__MATERIAL SHOWN__
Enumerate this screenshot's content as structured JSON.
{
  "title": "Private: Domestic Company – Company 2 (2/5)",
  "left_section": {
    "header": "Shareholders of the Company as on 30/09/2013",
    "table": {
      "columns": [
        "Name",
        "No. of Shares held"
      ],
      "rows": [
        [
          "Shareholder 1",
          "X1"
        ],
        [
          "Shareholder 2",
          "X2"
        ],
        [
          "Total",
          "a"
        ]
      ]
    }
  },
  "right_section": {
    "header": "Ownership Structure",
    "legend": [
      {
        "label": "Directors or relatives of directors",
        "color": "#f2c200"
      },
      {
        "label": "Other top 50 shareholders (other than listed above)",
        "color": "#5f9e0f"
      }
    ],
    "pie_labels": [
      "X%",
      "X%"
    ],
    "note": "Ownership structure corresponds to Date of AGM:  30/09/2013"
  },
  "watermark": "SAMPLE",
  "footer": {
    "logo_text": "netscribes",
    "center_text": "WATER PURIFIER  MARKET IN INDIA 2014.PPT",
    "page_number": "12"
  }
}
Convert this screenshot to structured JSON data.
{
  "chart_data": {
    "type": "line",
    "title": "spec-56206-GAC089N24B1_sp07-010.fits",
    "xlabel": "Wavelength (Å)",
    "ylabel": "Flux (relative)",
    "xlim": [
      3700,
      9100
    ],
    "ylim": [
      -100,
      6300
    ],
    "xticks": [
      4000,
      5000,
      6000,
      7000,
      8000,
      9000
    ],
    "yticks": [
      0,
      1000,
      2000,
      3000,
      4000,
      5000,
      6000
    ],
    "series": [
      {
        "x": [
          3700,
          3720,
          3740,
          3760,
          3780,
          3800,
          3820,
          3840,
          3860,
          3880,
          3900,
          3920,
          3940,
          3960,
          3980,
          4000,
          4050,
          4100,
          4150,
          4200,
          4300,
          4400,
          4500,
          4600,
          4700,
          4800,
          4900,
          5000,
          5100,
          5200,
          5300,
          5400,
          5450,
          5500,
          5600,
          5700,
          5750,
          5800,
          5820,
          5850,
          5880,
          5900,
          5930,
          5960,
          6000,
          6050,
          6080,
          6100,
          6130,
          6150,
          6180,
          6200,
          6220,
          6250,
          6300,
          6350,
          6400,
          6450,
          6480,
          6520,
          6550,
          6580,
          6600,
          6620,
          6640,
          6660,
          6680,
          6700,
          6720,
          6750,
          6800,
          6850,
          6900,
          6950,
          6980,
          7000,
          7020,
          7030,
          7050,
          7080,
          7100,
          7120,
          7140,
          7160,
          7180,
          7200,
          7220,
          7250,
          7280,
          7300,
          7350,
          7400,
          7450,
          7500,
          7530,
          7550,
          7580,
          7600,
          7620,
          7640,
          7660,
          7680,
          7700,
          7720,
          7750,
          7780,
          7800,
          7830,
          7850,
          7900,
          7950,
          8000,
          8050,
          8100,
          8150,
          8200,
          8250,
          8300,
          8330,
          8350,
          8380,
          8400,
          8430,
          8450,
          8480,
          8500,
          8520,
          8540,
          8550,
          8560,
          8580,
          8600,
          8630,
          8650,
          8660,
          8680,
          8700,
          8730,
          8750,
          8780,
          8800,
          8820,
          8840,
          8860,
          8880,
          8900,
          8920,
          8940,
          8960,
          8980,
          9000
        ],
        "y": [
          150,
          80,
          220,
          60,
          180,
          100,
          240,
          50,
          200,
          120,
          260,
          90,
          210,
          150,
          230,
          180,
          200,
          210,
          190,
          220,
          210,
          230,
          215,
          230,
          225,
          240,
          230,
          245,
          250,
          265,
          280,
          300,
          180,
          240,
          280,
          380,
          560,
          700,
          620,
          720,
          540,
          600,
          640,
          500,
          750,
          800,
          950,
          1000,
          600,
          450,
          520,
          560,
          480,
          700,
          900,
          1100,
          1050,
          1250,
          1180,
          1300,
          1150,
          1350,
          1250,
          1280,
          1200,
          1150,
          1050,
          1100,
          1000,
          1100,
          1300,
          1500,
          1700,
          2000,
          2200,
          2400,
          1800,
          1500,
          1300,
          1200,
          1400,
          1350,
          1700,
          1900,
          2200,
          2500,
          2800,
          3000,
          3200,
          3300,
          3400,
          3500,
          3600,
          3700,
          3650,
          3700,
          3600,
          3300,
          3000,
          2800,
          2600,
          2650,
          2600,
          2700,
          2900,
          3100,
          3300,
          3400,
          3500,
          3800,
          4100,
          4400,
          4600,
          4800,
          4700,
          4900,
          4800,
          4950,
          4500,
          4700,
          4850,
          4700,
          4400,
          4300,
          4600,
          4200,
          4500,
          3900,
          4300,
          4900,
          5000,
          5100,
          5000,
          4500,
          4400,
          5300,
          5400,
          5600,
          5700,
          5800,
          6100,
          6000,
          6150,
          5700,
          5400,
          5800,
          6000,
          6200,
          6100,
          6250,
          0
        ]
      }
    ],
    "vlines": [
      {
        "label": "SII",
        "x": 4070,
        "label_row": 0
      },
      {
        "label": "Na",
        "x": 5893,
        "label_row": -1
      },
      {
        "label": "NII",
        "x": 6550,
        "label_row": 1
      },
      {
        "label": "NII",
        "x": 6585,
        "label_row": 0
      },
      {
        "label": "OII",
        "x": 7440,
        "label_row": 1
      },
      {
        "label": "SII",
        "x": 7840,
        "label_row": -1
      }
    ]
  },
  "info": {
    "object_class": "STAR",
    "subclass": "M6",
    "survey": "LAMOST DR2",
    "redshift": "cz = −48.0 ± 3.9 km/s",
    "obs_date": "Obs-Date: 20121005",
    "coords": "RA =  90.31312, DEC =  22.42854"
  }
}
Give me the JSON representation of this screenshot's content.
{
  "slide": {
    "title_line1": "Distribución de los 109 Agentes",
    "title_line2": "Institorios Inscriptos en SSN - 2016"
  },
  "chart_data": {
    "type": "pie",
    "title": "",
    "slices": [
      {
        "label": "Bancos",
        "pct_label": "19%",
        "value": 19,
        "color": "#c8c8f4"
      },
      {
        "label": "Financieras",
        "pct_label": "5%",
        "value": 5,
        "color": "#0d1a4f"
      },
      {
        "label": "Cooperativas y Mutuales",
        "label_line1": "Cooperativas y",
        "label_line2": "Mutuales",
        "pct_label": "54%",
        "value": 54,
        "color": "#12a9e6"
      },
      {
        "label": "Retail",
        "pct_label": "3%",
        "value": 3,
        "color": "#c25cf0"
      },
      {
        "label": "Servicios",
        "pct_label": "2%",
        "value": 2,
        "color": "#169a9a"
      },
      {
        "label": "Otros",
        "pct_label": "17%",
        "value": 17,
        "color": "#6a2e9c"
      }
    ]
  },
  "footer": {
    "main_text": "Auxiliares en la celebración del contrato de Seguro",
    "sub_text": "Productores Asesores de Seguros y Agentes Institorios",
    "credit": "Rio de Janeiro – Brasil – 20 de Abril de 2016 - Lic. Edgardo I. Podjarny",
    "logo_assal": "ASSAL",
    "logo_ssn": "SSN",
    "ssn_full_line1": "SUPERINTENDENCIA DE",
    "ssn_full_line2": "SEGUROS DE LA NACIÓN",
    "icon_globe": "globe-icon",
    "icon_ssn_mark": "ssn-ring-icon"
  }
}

__CHALLENGE__
Working from the entries above, return all lines that contain "value".

__FINISHED ANSWER__
        "value": 19,
        "value": 5,
        "value": 54,
        "value": 3,
        "value": 2,
        "value": 17,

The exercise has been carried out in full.